(Items listed in a dataset)
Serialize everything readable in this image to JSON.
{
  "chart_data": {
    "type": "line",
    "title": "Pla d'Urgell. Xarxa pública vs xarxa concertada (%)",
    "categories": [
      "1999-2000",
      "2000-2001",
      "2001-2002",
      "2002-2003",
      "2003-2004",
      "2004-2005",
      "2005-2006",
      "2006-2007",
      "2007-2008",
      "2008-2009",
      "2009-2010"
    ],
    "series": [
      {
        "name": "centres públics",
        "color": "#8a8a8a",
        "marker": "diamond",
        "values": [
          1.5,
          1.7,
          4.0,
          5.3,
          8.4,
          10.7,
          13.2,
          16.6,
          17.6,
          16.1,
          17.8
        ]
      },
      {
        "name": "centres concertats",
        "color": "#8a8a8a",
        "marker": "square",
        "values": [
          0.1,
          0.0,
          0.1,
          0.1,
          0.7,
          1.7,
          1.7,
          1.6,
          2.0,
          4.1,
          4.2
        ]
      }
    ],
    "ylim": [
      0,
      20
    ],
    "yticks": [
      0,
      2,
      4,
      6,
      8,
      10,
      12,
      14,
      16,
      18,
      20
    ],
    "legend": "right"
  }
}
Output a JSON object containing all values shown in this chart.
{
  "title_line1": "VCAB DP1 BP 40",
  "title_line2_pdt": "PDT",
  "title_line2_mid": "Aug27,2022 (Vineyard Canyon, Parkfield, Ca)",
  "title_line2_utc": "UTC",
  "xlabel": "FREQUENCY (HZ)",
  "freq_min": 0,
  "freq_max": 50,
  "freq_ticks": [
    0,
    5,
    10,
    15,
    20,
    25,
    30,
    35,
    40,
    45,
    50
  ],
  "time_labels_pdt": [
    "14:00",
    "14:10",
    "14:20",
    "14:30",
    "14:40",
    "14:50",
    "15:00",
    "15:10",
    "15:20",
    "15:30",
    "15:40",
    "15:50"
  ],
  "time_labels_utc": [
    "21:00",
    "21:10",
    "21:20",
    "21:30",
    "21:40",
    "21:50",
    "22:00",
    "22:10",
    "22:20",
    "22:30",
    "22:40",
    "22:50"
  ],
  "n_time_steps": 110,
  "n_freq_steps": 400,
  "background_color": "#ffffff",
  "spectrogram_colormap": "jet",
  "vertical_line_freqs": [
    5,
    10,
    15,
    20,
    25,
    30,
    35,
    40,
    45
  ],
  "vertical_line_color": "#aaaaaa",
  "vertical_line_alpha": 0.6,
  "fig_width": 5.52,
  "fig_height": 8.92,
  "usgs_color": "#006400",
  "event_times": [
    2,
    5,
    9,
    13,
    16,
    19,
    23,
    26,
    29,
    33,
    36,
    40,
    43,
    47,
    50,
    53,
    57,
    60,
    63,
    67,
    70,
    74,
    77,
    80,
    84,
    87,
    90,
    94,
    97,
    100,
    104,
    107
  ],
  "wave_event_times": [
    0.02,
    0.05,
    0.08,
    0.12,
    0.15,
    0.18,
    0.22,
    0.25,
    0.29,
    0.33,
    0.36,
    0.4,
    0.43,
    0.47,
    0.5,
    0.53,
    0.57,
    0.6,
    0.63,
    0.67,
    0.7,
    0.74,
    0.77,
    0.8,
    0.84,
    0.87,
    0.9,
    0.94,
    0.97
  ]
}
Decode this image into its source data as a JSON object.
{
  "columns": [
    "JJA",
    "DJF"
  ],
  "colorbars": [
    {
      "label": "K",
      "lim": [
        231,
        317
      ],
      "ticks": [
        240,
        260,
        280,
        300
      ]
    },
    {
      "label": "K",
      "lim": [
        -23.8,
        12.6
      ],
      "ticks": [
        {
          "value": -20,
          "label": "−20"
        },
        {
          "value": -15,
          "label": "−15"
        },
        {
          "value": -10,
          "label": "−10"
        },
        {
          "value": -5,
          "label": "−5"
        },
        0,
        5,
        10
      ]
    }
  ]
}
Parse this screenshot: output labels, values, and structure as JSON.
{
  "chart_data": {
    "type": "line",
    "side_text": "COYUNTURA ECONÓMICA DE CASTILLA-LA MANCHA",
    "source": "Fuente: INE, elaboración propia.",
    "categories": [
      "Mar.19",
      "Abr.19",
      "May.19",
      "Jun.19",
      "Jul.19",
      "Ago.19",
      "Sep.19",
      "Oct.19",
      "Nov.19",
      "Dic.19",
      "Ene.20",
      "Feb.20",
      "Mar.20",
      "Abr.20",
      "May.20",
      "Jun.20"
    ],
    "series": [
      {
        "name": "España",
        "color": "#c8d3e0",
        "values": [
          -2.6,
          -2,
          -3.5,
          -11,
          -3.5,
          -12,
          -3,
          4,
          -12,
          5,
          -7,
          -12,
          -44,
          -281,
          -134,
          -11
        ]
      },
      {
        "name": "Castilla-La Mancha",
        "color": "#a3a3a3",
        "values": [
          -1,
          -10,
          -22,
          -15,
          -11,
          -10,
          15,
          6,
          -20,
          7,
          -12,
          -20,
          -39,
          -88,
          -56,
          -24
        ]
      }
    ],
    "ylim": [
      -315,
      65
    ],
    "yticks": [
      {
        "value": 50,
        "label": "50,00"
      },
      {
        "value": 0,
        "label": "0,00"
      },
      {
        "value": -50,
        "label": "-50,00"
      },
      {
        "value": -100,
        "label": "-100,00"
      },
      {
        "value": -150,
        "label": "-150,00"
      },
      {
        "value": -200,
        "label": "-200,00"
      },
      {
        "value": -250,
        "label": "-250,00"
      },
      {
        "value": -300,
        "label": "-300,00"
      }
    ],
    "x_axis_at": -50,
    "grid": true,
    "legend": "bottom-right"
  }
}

__WHAT IS EXPECTED__
Your task is to repeat the data exactly, with nothing left out.

__RESULT__
Serialize everything readable in this image to JSON.
{
  "chart_data": {
    "type": "line",
    "title": "Pla d'Urgell. Xarxa pública vs xarxa concertada (%)",
    "categories": [
      "1999-2000",
      "2000-2001",
      "2001-2002",
      "2002-2003",
      "2003-2004",
      "2004-2005",
      "2005-2006",
      "2006-2007",
      "2007-2008",
      "2008-2009",
      "2009-2010"
    ],
    "series": [
      {
        "name": "centres públics",
        "color": "#8a8a8a",
        "marker": "diamond",
        "values": [
          1.5,
          1.7,
          4.0,
          5.3,
          8.4,
          10.7,
          13.2,
          16.6,
          17.6,
          16.1,
          17.8
        ]
      },
      {
        "name": "centres concertats",
        "color": "#8a8a8a",
        "marker": "square",
        "values": [
          0.1,
          0.0,
          0.1,
          0.1,
          0.7,
          1.7,
          1.7,
          1.6,
          2.0,
          4.1,
          4.2
        ]
      }
    ],
    "ylim": [
      0,
      20
    ],
    "yticks": [
      0,
      2,
      4,
      6,
      8,
      10,
      12,
      14,
      16,
      18,
      20
    ],
    "legend": "right"
  }
}
Output a JSON object containing all values shown in this chart.
{
  "title_line1": "VCAB DP1 BP 40",
  "title_line2_pdt": "PDT",
  "title_line2_mid": "Aug27,2022 (Vineyard Canyon, Parkfield, Ca)",
  "title_line2_utc": "UTC",
  "xlabel": "FREQUENCY (HZ)",
  "freq_min": 0,
  "freq_max": 50,
  "freq_ticks": [
    0,
    5,
    10,
    15,
    20,
    25,
    30,
    35,
    40,
    45,
    50
  ],
  "time_labels_pdt": [
    "14:00",
    "14:10",
    "14:20",
    "14:30",
    "14:40",
    "14:50",
    "15:00",
    "15:10",
    "15:20",
    "15:30",
    "15:40",
    "15:50"
  ],
  "time_labels_utc": [
    "21:00",
    "21:10",
    "21:20",
    "21:30",
    "21:40",
    "21:50",
    "22:00",
    "22:10",
    "22:20",
    "22:30",
    "22:40",
    "22:50"
  ],
  "n_time_steps": 110,
  "n_freq_steps": 400,
  "background_color": "#ffffff",
  "spectrogram_colormap": "jet",
  "vertical_line_freqs": [
    5,
    10,
    15,
    20,
    25,
    30,
    35,
    40,
    45
  ],
  "vertical_line_color": "#aaaaaa",
  "vertical_line_alpha": 0.6,
  "fig_width": 5.52,
  "fig_height": 8.92,
  "usgs_color": "#006400",
  "event_times": [
    2,
    5,
    9,
    13,
    16,
    19,
    23,
    26,
    29,
    33,
    36,
    40,
    43,
    47,
    50,
    53,
    57,
    60,
    63,
    67,
    70,
    74,
    77,
    80,
    84,
    87,
    90,
    94,
    97,
    100,
    104,
    107
  ],
  "wave_event_times": [
    0.02,
    0.05,
    0.08,
    0.12,
    0.15,
    0.18,
    0.22,
    0.25,
    0.29,
    0.33,
    0.36,
    0.4,
    0.43,
    0.47,
    0.5,
    0.53,
    0.57,
    0.6,
    0.63,
    0.67,
    0.7,
    0.74,
    0.77,
    0.8,
    0.84,
    0.87,
    0.9,
    0.94,
    0.97
  ]
}
Decode this image into its source data as a JSON object.
{
  "columns": [
    "JJA",
    "DJF"
  ],
  "colorbars": [
    {
      "label": "K",
      "lim": [
        231,
        317
      ],
      "ticks": [
        240,
        260,
        280,
        300
      ]
    },
    {
      "label": "K",
      "lim": [
        -23.8,
        12.6
      ],
      "ticks": [
        {
          "value": -20,
          "label": "−20"
        },
        {
          "value": -15,
          "label": "−15"
        },
        {
          "value": -10,
          "label": "−10"
        },
        {
          "value": -5,
          "label": "−5"
        },
        0,
        5,
        10
      ]
    }
  ]
}
Parse this screenshot: output labels, values, and structure as JSON.
{
  "chart_data": {
    "type": "line",
    "side_text": "COYUNTURA ECONÓMICA DE CASTILLA-LA MANCHA",
    "source": "Fuente: INE, elaboración propia.",
    "categories": [
      "Mar.19",
      "Abr.19",
      "May.19",
      "Jun.19",
      "Jul.19",
      "Ago.19",
      "Sep.19",
      "Oct.19",
      "Nov.19",
      "Dic.19",
      "Ene.20",
      "Feb.20",
      "Mar.20",
      "Abr.20",
      "May.20",
      "Jun.20"
    ],
    "series": [
      {
        "name": "España",
        "color": "#c8d3e0",
        "values": [
          -2.6,
          -2,
          -3.5,
          -11,
          -3.5,
          -12,
          -3,
          4,
          -12,
          5,
          -7,
          -12,
          -44,
          -281,
          -134,
          -11
        ]
      },
      {
        "name": "Castilla-La Mancha",
        "color": "#a3a3a3",
        "values": [
          -1,
          -10,
          -22,
          -15,
          -11,
          -10,
          15,
          6,
          -20,
          7,
          -12,
          -20,
          -39,
          -88,
          -56,
          -24
        ]
      }
    ],
    "ylim": [
      -315,
      65
    ],
    "yticks": [
      {
        "value": 50,
        "label": "50,00"
      },
      {
        "value": 0,
        "label": "0,00"
      },
      {
        "value": -50,
        "label": "-50,00"
      },
      {
        "value": -100,
        "label": "-100,00"
      },
      {
        "value": -150,
        "label": "-150,00"
      },
      {
        "value": -200,
        "label": "-200,00"
      },
      {
        "value": -250,
        "label": "-250,00"
      },
      {
        "value": -300,
        "label": "-300,00"
      }
    ],
    "x_axis_at": -50,
    "grid": true,
    "legend": "bottom-right"
  }
}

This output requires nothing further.